- _SHORT PROBLEM_
Copy the material below word for word, every line, but leave out the picture.

========================

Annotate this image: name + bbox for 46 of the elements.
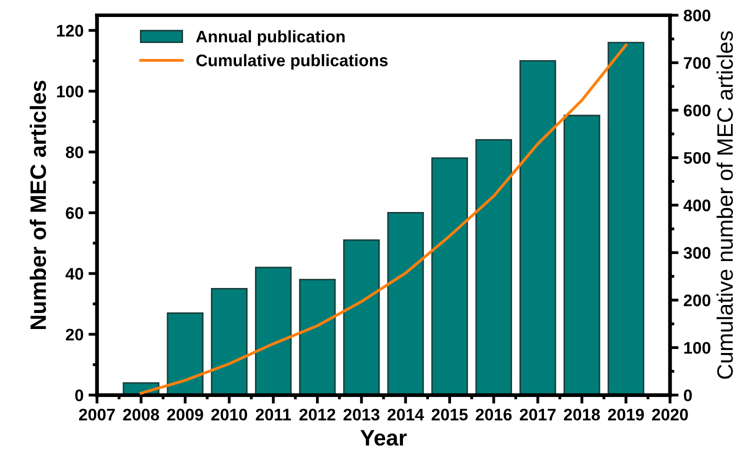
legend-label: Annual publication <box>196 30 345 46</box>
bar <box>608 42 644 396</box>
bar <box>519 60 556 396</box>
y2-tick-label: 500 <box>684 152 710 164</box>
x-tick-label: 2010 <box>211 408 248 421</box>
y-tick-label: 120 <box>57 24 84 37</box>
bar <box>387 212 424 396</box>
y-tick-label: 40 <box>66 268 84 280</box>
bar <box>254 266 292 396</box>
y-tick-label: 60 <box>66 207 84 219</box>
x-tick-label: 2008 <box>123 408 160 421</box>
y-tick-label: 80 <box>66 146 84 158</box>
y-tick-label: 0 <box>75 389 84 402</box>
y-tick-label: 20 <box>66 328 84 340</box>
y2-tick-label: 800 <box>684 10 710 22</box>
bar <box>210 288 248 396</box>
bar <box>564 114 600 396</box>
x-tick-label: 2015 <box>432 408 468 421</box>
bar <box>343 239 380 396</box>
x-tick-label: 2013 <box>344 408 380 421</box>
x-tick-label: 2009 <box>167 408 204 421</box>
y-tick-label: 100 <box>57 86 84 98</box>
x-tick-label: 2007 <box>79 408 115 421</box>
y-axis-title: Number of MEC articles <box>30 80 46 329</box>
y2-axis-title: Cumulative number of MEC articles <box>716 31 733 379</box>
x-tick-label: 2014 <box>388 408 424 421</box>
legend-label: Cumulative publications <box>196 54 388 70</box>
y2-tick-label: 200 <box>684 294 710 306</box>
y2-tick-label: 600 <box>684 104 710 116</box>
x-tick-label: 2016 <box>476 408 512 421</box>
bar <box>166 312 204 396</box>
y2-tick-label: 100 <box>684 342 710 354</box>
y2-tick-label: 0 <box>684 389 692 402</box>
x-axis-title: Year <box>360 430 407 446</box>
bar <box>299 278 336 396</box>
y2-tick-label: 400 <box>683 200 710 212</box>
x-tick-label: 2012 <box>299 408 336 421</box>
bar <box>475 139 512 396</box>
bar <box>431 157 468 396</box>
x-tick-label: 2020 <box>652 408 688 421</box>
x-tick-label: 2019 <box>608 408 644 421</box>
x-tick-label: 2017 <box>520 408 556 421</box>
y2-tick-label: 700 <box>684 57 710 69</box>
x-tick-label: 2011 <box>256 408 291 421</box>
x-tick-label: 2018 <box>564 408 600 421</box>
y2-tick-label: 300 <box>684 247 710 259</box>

========================

- _EXERCISE SOLUTION_
Annotate this image: name + bbox for 46 of the elements.
legend-label: Annual publication <box>196 30 345 46</box>
bar <box>608 42 644 396</box>
bar <box>519 60 556 396</box>
y2-tick-label: 500 <box>684 152 710 164</box>
x-tick-label: 2010 <box>211 408 248 421</box>
y-tick-label: 120 <box>57 24 84 37</box>
bar <box>387 212 424 396</box>
y-tick-label: 40 <box>66 268 84 280</box>
bar <box>254 266 292 396</box>
y-tick-label: 60 <box>66 207 84 219</box>
x-tick-label: 2008 <box>123 408 160 421</box>
y-tick-label: 80 <box>66 146 84 158</box>
y-tick-label: 0 <box>75 389 84 402</box>
y-tick-label: 20 <box>66 328 84 340</box>
y2-tick-label: 800 <box>684 10 710 22</box>
bar <box>210 288 248 396</box>
bar <box>564 114 600 396</box>
x-tick-label: 2015 <box>432 408 468 421</box>
bar <box>343 239 380 396</box>
x-tick-label: 2013 <box>344 408 380 421</box>
x-tick-label: 2009 <box>167 408 204 421</box>
y-tick-label: 100 <box>57 86 84 98</box>
x-tick-label: 2007 <box>79 408 115 421</box>
y-axis-title: Number of MEC articles <box>30 80 46 329</box>
y2-axis-title: Cumulative number of MEC articles <box>716 31 733 379</box>
x-tick-label: 2014 <box>388 408 424 421</box>
legend-label: Cumulative publications <box>196 54 388 70</box>
y2-tick-label: 200 <box>684 294 710 306</box>
y2-tick-label: 600 <box>684 104 710 116</box>
x-tick-label: 2016 <box>476 408 512 421</box>
bar <box>166 312 204 396</box>
y2-tick-label: 100 <box>684 342 710 354</box>
y2-tick-label: 0 <box>684 389 692 402</box>
x-axis-title: Year <box>360 430 407 446</box>
bar <box>299 278 336 396</box>
y2-tick-label: 400 <box>683 200 710 212</box>
x-tick-label: 2012 <box>299 408 336 421</box>
bar <box>475 139 512 396</box>
bar <box>431 157 468 396</box>
x-tick-label: 2020 <box>652 408 688 421</box>
x-tick-label: 2019 <box>608 408 644 421</box>
x-tick-label: 2017 <box>520 408 556 421</box>
y2-tick-label: 700 <box>684 57 710 69</box>
x-tick-label: 2011 <box>256 408 291 421</box>
x-tick-label: 2018 <box>564 408 600 421</box>
y2-tick-label: 300 <box>684 247 710 259</box>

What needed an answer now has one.